+++ EXTRACT TO READ +++

The only point of not newing classes directly in your business layer is to provide decoupling (the new keyword is delegated into the factory part of your application), but it makes no sense to try to decouple everything. Trying to do so will only turn your application into a factory hell.

The rule of thumb when deciding, whether a class should be directly created or rather delegate the creation (or the process of obtaining the instance) to a factory is to realize, whether decoupling will bring you some huge benefit. When you start thinking about a large application as sum of smaller modules (some of these modules may be: cache, database, domain, http), before newing any class directly, you should think, whether there's a possibility that a new version might come one day which will be better and which you would like to (potentially) use. If the answer is yes, inject the dependency and don't create it manually.

Other very important thing is, if all your application depends on dependency injection and programmers rely on it, a dependency should be injected when a class communicates with the outer world (database, web services). A developer using said class directly knows the class may communicate and alter outside data just by looking at its dependencies, which is amazing, because the class has an API which does not like about what it needs (by creating the needed objects directly), because it is asking for the dependencies from the outside.

+++ LISTED ENTRIES +++

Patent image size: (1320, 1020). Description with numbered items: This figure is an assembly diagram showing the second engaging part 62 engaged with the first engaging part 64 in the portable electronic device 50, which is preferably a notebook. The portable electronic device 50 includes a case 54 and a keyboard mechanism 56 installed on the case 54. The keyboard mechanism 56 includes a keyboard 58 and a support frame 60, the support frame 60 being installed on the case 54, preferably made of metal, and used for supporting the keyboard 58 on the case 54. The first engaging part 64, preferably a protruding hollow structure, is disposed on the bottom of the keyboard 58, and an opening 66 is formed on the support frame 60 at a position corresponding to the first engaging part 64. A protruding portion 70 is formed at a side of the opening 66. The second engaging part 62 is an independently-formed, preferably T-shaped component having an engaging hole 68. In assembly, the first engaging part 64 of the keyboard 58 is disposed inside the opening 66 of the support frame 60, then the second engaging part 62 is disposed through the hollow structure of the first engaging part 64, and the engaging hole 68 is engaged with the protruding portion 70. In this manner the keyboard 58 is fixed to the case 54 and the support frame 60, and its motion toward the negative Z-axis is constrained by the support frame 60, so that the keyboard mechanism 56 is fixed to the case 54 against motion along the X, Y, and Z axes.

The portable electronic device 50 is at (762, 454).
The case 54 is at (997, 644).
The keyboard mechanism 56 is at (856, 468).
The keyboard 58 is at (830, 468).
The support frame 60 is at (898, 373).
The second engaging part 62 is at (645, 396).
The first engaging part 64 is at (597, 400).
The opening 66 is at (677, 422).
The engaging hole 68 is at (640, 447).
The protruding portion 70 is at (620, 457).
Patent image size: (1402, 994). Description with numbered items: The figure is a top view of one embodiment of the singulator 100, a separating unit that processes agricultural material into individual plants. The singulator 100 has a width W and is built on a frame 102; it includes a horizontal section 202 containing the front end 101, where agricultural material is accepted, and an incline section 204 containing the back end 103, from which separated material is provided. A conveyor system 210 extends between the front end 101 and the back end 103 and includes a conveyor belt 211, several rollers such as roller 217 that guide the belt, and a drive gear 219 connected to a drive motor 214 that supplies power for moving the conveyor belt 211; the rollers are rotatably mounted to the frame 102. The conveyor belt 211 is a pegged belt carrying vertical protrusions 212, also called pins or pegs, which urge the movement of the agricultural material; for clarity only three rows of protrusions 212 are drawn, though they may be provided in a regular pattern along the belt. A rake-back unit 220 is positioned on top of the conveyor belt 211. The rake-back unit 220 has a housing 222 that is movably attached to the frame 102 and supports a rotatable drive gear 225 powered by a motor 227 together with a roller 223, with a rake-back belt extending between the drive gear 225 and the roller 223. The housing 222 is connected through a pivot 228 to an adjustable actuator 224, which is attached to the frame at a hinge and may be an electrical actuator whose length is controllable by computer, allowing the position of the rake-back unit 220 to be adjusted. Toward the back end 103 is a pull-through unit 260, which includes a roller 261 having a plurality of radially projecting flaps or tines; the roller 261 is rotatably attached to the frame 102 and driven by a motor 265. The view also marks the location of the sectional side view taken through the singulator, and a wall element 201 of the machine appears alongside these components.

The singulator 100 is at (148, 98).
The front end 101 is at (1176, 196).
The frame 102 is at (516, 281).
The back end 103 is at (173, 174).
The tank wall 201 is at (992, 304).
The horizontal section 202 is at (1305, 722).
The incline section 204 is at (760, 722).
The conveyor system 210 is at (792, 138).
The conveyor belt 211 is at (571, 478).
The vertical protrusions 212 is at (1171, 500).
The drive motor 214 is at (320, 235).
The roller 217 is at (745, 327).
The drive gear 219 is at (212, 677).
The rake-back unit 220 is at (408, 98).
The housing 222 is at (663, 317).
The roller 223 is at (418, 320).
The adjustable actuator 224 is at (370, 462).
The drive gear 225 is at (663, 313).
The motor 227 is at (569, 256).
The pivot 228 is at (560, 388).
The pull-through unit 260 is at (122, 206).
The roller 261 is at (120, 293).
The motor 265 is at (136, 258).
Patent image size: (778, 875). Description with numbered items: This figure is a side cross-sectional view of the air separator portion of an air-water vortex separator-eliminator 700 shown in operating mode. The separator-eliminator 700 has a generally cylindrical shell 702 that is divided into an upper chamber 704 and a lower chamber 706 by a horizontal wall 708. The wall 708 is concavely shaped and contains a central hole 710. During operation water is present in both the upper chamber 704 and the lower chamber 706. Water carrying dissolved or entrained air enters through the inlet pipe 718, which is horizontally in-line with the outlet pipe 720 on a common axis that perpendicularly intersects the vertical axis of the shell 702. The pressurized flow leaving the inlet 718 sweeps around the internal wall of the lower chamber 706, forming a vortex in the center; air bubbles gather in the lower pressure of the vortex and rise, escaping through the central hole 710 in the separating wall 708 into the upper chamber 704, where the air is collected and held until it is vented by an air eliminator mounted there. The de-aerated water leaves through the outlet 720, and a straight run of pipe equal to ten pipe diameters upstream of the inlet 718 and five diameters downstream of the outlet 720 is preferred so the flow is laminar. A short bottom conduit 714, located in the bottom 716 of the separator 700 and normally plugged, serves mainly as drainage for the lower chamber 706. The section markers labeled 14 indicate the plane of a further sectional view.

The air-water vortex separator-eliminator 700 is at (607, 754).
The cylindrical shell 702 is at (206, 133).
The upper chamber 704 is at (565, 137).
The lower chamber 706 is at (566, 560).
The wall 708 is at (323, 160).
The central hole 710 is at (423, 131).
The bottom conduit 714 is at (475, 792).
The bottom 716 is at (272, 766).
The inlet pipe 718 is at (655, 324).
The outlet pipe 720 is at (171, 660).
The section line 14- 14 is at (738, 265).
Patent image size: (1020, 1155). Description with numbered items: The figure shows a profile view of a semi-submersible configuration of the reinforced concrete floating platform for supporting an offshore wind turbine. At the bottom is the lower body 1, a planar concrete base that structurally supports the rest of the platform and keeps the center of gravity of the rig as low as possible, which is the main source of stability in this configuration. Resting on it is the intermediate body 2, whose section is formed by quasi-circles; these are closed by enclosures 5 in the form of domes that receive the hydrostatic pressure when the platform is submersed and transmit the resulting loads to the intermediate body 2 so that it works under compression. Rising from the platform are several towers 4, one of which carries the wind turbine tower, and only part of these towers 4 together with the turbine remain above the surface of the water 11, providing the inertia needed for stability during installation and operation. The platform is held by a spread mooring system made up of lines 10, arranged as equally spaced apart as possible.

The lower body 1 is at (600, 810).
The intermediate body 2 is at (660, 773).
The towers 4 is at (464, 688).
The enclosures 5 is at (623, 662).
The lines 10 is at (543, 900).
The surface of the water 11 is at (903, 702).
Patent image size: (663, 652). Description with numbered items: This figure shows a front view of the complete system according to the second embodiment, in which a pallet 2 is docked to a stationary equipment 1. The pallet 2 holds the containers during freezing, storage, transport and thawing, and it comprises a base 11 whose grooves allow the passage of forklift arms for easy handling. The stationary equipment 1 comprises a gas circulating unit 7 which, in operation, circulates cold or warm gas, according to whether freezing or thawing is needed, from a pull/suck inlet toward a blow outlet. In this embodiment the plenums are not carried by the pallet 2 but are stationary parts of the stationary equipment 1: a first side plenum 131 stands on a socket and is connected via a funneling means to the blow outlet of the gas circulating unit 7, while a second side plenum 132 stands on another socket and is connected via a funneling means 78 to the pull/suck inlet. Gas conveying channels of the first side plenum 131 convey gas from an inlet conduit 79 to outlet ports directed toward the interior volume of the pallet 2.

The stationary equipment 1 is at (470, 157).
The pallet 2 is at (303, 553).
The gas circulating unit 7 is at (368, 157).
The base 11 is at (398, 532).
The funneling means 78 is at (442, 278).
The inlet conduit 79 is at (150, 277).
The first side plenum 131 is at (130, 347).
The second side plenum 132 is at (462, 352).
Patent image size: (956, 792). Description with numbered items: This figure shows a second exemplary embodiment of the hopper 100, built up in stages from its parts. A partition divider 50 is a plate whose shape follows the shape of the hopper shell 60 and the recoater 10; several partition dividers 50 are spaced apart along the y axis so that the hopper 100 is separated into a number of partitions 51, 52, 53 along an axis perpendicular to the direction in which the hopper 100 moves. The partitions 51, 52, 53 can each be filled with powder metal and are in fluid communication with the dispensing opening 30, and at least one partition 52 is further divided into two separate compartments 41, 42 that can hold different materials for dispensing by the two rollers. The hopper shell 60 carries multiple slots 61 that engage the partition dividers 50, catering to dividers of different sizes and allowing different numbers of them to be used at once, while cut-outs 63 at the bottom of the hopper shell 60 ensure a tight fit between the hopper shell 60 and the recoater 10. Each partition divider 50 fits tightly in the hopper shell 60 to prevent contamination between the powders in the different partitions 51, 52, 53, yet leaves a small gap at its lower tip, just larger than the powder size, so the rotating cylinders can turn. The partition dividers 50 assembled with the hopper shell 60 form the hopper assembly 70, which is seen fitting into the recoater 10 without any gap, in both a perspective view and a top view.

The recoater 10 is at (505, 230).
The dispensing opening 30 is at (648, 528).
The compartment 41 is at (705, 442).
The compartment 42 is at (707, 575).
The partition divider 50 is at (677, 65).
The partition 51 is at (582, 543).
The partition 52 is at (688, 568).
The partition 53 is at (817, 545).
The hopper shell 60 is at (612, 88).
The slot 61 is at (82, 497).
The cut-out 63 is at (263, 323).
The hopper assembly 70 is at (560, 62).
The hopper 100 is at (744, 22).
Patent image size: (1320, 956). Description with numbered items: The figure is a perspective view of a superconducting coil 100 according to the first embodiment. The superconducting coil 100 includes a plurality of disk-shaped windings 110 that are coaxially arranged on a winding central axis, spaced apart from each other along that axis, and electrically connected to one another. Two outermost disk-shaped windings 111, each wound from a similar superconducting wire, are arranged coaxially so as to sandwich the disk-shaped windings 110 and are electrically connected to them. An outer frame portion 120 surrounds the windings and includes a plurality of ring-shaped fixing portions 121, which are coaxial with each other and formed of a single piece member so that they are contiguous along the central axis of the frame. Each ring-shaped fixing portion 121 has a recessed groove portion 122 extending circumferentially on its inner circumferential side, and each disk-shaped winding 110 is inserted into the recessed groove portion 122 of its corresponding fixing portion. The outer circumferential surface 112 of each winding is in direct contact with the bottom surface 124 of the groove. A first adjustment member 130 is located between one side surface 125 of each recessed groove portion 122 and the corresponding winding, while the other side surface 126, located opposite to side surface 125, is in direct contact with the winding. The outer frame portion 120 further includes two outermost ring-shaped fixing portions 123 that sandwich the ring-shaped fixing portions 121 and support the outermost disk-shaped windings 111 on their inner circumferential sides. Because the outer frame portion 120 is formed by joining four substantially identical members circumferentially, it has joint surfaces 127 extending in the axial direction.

+++

» STUDY QUESTIONS
**A)** Reproduce the passage on dependency injection word for word, starting with "The only point" and going on through "a factory hell.".
**B)** Write the next part of the passage on dependency injection, picking up after its final sentence.

» EXERCISE RESPONSES
**A)**
The only point of not newing classes directly in your business layer is to provide decoupling (the new keyword is delegated into the factory part of your application), but it makes no sense to try to decouple everything. Trying to do so will only turn your application into a factory hell.

**B)**
If the dependency is external (pulled through a package manager such as Composer for PHP, NuGet for C# or Maven for Java), you should go through the hassle of hiding the real dependency behind your own abstraction and make your application depend on the abstraction, the interface you designed and are very well aware of how it works and what you can expect from it (the Adapter pattern once again).

On the other hand imagine a scenario of having a repository, which is supposed to provide a middle layer between the data access layer and your domain (business layer), transfering domain entities to pure data and vice versa. Domain is a pretty strict layer with (usually) well defined rules, where a class is an end product and is likely to be replaced only if business rules change. In a case like that there's usually only one way of constructing such entity and it is in most cases ok not to write a factory but new the objects directly.

If we look at your specific example, you're actually on the right track, where you inject a Mailer object. There's a great possibility a new Mailer will once come and will be better than the current one (but will have methods with the same names and taking the same arguments). As said before, you will now have to simply new a different class and inject that one instead.

You are then calling the addAddress method with 2 arguments, the address and name of the sender, but even if the addAddress took a data object like UserEmail, it would still be ok to new the UserEmail class directly in the send_orderconfirmation, because the UserEmail would very likely to be a simple messenger, groupping related data together so a method requires fewer arguments.

Injecting everything really is a non-sense and there are in fact cases when it's not only allowed but actually better to create an object directly in place. If someone is against that, you should ask them why and if they cannot provide a meaningul explanation, they're probably overengineering the application by throwing design patterns here and there just because they look cool.

Sadly, in programming there are too many edge cases which are impossible to describe in a book any shorter than a few thousand pages, and even then you would probably not cover them all. On top of that, thing you are actually trying to figure out is an architectural problem and solution to these rarely come from reading a few online tutorials (which is something you can do when you want to learn a new language) but rather from aged experience.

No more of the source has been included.